* [OBJECTIVE] Copy each record exactly as it reads, leaving out any pictures it holds.

╭─ STORED ROWS

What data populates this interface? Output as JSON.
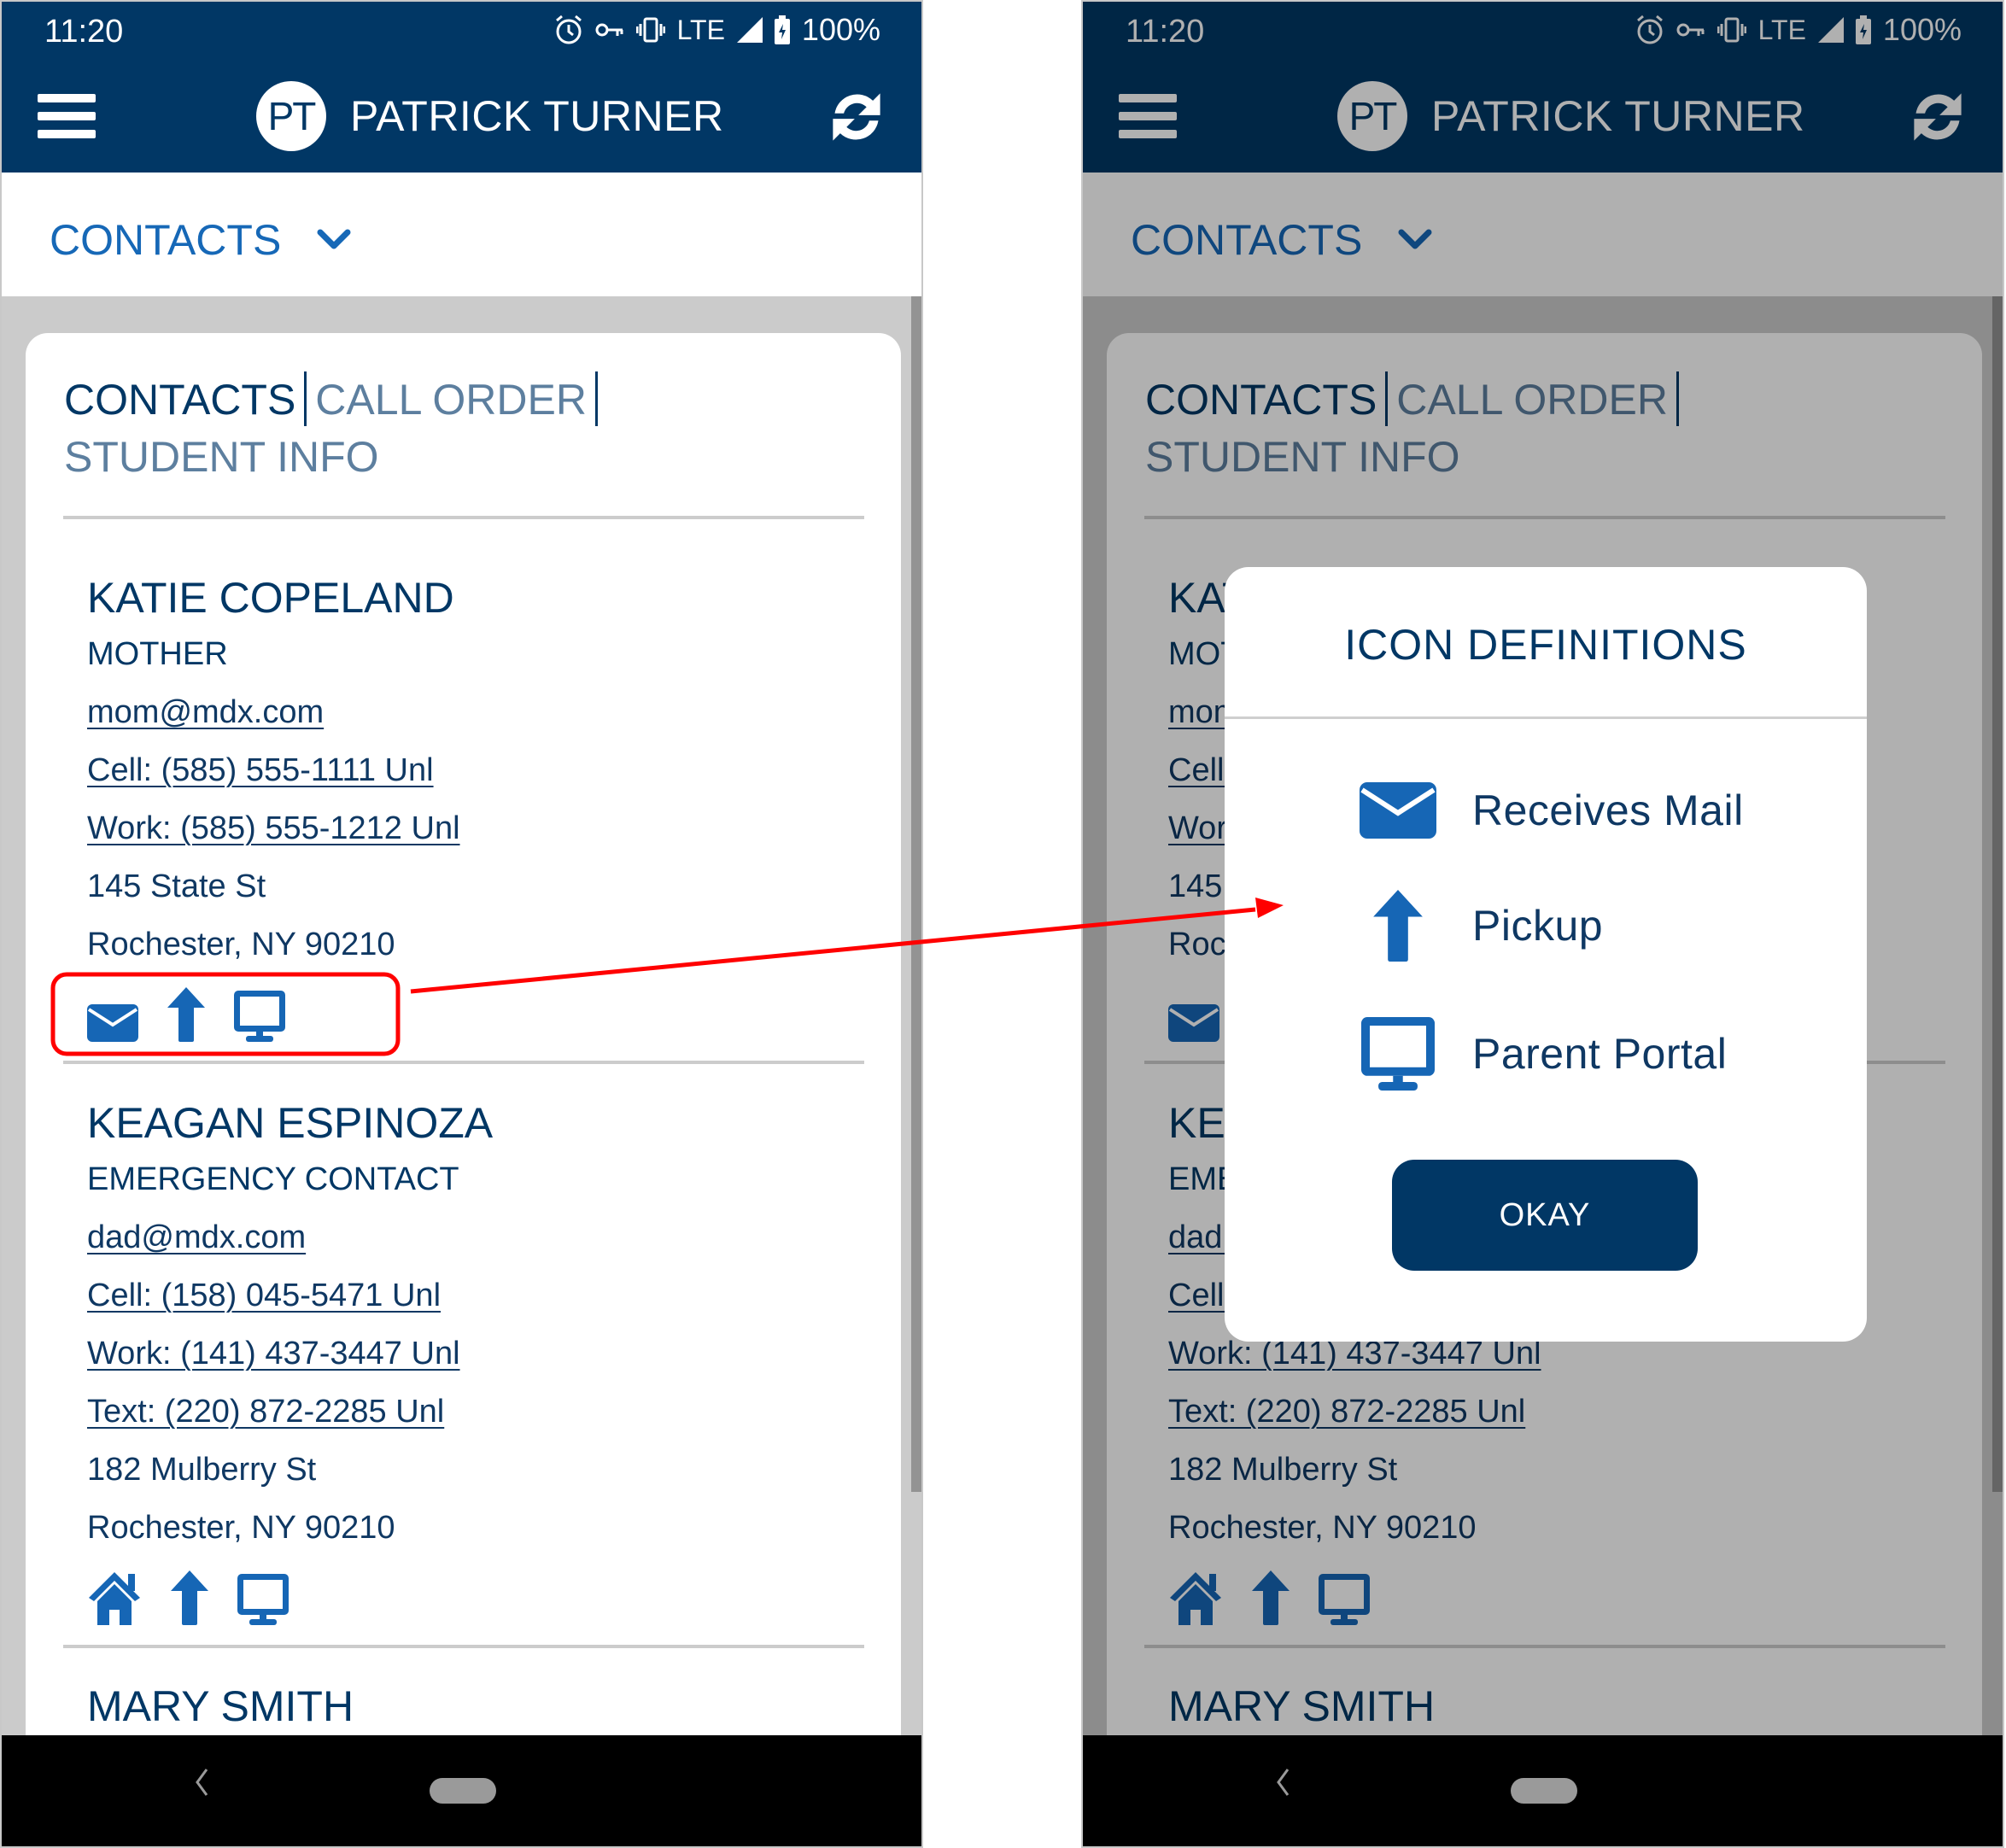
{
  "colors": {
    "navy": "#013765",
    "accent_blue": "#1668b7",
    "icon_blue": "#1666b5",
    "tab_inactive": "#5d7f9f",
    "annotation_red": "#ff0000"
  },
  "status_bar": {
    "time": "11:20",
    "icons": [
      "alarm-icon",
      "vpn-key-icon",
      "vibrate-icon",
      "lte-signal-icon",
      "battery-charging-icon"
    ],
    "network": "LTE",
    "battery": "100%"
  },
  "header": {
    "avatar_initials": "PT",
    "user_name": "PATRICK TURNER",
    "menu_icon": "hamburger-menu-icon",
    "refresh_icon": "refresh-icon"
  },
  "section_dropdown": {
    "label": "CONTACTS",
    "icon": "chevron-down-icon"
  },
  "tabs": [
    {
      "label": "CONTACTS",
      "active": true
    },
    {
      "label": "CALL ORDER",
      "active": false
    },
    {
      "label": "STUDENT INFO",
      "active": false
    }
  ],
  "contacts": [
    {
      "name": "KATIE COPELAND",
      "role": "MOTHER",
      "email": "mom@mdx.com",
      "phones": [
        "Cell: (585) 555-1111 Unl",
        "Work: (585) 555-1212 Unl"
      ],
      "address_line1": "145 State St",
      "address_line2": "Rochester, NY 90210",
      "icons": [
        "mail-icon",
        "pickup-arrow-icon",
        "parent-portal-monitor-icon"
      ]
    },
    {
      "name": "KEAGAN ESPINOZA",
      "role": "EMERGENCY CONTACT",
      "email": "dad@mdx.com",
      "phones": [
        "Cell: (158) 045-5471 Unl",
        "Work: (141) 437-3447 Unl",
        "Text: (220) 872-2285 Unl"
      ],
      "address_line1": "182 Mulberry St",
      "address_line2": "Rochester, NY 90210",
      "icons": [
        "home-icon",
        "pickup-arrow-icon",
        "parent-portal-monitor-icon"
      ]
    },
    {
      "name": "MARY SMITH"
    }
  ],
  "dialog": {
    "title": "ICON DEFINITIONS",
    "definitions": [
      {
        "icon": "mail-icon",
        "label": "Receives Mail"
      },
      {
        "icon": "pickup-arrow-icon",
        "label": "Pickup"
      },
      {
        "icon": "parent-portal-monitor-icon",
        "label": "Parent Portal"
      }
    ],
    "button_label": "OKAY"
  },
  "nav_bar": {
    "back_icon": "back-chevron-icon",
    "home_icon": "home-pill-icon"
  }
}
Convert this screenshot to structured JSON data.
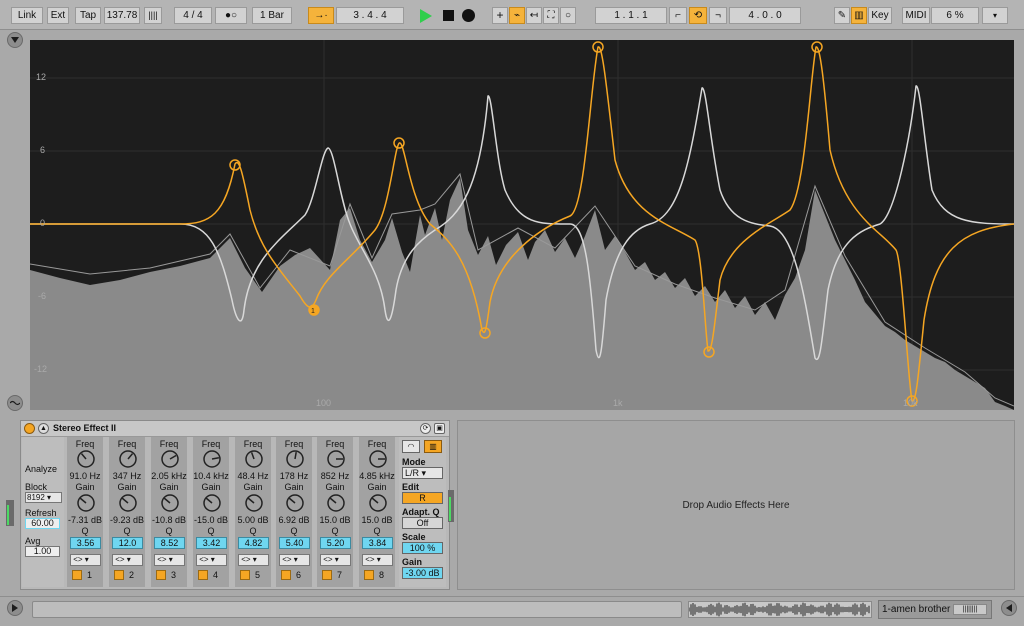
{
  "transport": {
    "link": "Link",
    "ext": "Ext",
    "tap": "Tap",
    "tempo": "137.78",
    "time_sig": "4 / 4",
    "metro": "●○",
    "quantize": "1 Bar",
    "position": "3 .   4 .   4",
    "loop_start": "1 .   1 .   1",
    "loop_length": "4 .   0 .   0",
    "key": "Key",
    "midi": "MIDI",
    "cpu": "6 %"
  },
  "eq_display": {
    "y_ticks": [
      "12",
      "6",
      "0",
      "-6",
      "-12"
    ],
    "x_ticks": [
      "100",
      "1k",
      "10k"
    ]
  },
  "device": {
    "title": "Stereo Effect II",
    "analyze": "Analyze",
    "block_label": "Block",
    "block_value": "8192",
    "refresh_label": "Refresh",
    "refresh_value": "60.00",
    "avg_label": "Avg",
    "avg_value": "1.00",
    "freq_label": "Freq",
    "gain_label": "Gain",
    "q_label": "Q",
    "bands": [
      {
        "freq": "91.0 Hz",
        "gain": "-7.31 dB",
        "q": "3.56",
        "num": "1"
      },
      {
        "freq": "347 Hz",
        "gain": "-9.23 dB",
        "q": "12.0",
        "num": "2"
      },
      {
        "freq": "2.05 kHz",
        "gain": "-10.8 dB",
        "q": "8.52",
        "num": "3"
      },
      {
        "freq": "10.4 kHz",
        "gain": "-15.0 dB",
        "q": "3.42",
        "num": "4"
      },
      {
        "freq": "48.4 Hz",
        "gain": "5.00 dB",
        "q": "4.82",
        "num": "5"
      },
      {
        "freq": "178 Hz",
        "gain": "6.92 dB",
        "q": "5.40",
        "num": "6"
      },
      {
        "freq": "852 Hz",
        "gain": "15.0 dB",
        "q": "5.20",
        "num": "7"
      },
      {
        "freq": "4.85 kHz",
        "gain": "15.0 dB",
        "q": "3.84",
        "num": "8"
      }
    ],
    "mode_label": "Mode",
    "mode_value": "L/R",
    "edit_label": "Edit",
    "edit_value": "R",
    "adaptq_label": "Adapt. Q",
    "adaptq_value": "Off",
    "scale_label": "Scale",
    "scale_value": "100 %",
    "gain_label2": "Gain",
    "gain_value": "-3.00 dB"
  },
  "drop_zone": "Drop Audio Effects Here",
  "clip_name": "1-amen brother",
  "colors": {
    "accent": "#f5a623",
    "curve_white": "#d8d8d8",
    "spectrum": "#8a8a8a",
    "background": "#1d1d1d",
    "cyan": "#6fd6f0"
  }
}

╰─

* [WRITTEN ANSWER]
What data populates this interface? Output as JSON.
{
  "colors": {
    "navy": "#013765",
    "accent_blue": "#1668b7",
    "icon_blue": "#1666b5",
    "tab_inactive": "#5d7f9f",
    "annotation_red": "#ff0000"
  },
  "status_bar": {
    "time": "11:20",
    "icons": [
      "alarm-icon",
      "vpn-key-icon",
      "vibrate-icon",
      "lte-signal-icon",
      "battery-charging-icon"
    ],
    "network": "LTE",
    "battery": "100%"
  },
  "header": {
    "avatar_initials": "PT",
    "user_name": "PATRICK TURNER",
    "menu_icon": "hamburger-menu-icon",
    "refresh_icon": "refresh-icon"
  },
  "section_dropdown": {
    "label": "CONTACTS",
    "icon": "chevron-down-icon"
  },
  "tabs": [
    {
      "label": "CONTACTS",
      "active": true
    },
    {
      "label": "CALL ORDER",
      "active": false
    },
    {
      "label": "STUDENT INFO",
      "active": false
    }
  ],
  "contacts": [
    {
      "name": "KATIE COPELAND",
      "role": "MOTHER",
      "email": "mom@mdx.com",
      "phones": [
        "Cell: (585) 555-1111 Unl",
        "Work: (585) 555-1212 Unl"
      ],
      "address_line1": "145 State St",
      "address_line2": "Rochester, NY 90210",
      "icons": [
        "mail-icon",
        "pickup-arrow-icon",
        "parent-portal-monitor-icon"
      ]
    },
    {
      "name": "KEAGAN ESPINOZA",
      "role": "EMERGENCY CONTACT",
      "email": "dad@mdx.com",
      "phones": [
        "Cell: (158) 045-5471 Unl",
        "Work: (141) 437-3447 Unl",
        "Text: (220) 872-2285 Unl"
      ],
      "address_line1": "182 Mulberry St",
      "address_line2": "Rochester, NY 90210",
      "icons": [
        "home-icon",
        "pickup-arrow-icon",
        "parent-portal-monitor-icon"
      ]
    },
    {
      "name": "MARY SMITH"
    }
  ],
  "dialog": {
    "title": "ICON DEFINITIONS",
    "definitions": [
      {
        "icon": "mail-icon",
        "label": "Receives Mail"
      },
      {
        "icon": "pickup-arrow-icon",
        "label": "Pickup"
      },
      {
        "icon": "parent-portal-monitor-icon",
        "label": "Parent Portal"
      }
    ],
    "button_label": "OKAY"
  },
  "nav_bar": {
    "back_icon": "back-chevron-icon",
    "home_icon": "home-pill-icon"
  }
}
Convert this screenshot to structured JSON data.
{
  "transport": {
    "link": "Link",
    "ext": "Ext",
    "tap": "Tap",
    "tempo": "137.78",
    "time_sig": "4 / 4",
    "metro": "●○",
    "quantize": "1 Bar",
    "position": "3 .   4 .   4",
    "loop_start": "1 .   1 .   1",
    "loop_length": "4 .   0 .   0",
    "key": "Key",
    "midi": "MIDI",
    "cpu": "6 %"
  },
  "eq_display": {
    "y_ticks": [
      "12",
      "6",
      "0",
      "-6",
      "-12"
    ],
    "x_ticks": [
      "100",
      "1k",
      "10k"
    ]
  },
  "device": {
    "title": "Stereo Effect II",
    "analyze": "Analyze",
    "block_label": "Block",
    "block_value": "8192",
    "refresh_label": "Refresh",
    "refresh_value": "60.00",
    "avg_label": "Avg",
    "avg_value": "1.00",
    "freq_label": "Freq",
    "gain_label": "Gain",
    "q_label": "Q",
    "bands": [
      {
        "freq": "91.0 Hz",
        "gain": "-7.31 dB",
        "q": "3.56",
        "num": "1"
      },
      {
        "freq": "347 Hz",
        "gain": "-9.23 dB",
        "q": "12.0",
        "num": "2"
      },
      {
        "freq": "2.05 kHz",
        "gain": "-10.8 dB",
        "q": "8.52",
        "num": "3"
      },
      {
        "freq": "10.4 kHz",
        "gain": "-15.0 dB",
        "q": "3.42",
        "num": "4"
      },
      {
        "freq": "48.4 Hz",
        "gain": "5.00 dB",
        "q": "4.82",
        "num": "5"
      },
      {
        "freq": "178 Hz",
        "gain": "6.92 dB",
        "q": "5.40",
        "num": "6"
      },
      {
        "freq": "852 Hz",
        "gain": "15.0 dB",
        "q": "5.20",
        "num": "7"
      },
      {
        "freq": "4.85 kHz",
        "gain": "15.0 dB",
        "q": "3.84",
        "num": "8"
      }
    ],
    "mode_label": "Mode",
    "mode_value": "L/R",
    "edit_label": "Edit",
    "edit_value": "R",
    "adaptq_label": "Adapt. Q",
    "adaptq_value": "Off",
    "scale_label": "Scale",
    "scale_value": "100 %",
    "gain_label2": "Gain",
    "gain_value": "-3.00 dB"
  },
  "drop_zone": "Drop Audio Effects Here",
  "clip_name": "1-amen brother",
  "colors": {
    "accent": "#f5a623",
    "curve_white": "#d8d8d8",
    "spectrum": "#8a8a8a",
    "background": "#1d1d1d",
    "cyan": "#6fd6f0"
  }
}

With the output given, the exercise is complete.